Copy out every line in the entries below that includes "rotate".

* * * *

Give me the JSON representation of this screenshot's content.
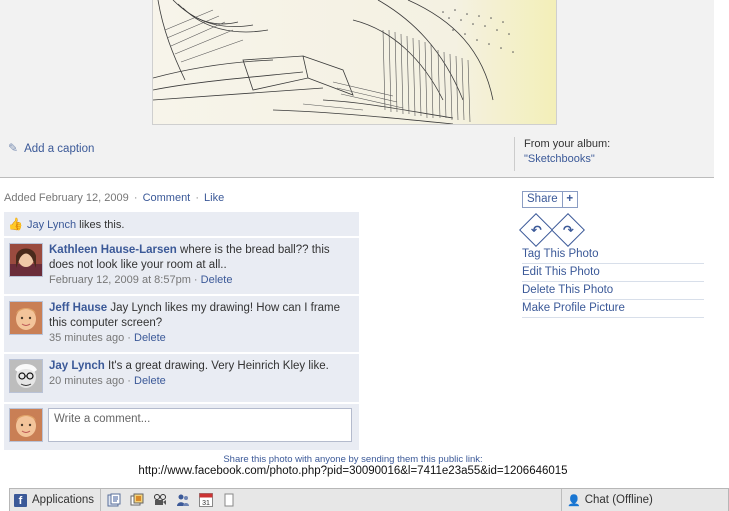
{
  "caption": {
    "add_label": "Add a caption"
  },
  "album": {
    "label": "From your album:",
    "name": "\"Sketchbooks\""
  },
  "meta": {
    "added": "Added February 12, 2009",
    "comment_label": "Comment",
    "like_label": "Like"
  },
  "likes": {
    "name": "Jay Lynch",
    "suffix": "likes this."
  },
  "comments": [
    {
      "author": "Kathleen Hause-Larsen",
      "text": "where is the bread ball?? this does not look like your room at all..",
      "time": "February 12, 2009 at 8:57pm",
      "delete": "Delete"
    },
    {
      "author": "Jeff Hause",
      "text": "Jay Lynch likes my drawing! How can I frame this computer screen?",
      "time": "35 minutes ago",
      "delete": "Delete"
    },
    {
      "author": "Jay Lynch",
      "text": "It's a great drawing. Very Heinrich Kley like.",
      "time": "20 minutes ago",
      "delete": "Delete"
    }
  ],
  "compose": {
    "placeholder": "Write a comment..."
  },
  "share": {
    "label": "Share",
    "plus": "+"
  },
  "rotate": {
    "left_icon": "rotate-left-icon",
    "right_icon": "rotate-right-icon"
  },
  "actions": [
    "Tag This Photo",
    "Edit This Photo",
    "Delete This Photo",
    "Make Profile Picture"
  ],
  "public_link": {
    "note": "Share this photo with anyone by sending them this public link:",
    "url": "http://www.facebook.com/photo.php?pid=30090016&l=7411e23a55&id=1206646015"
  },
  "bottom_bar": {
    "applications_label": "Applications",
    "calendar_day": "31",
    "chat_label": "Chat (Offline)",
    "icons": [
      "facebook-logo-icon",
      "notes-icon",
      "photos-icon",
      "video-icon",
      "friends-icon",
      "calendar-icon",
      "blank-page-icon",
      "chat-person-icon"
    ]
  },
  "colors": {
    "link": "#3b5998",
    "comment_bg": "#e9ecf3",
    "bar_bg": "#e7e7e7"
  }
}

* * * *

* _Expected answer_
  "rotate": {
    "left_icon": "rotate-left-icon",
    "right_icon": "rotate-right-icon"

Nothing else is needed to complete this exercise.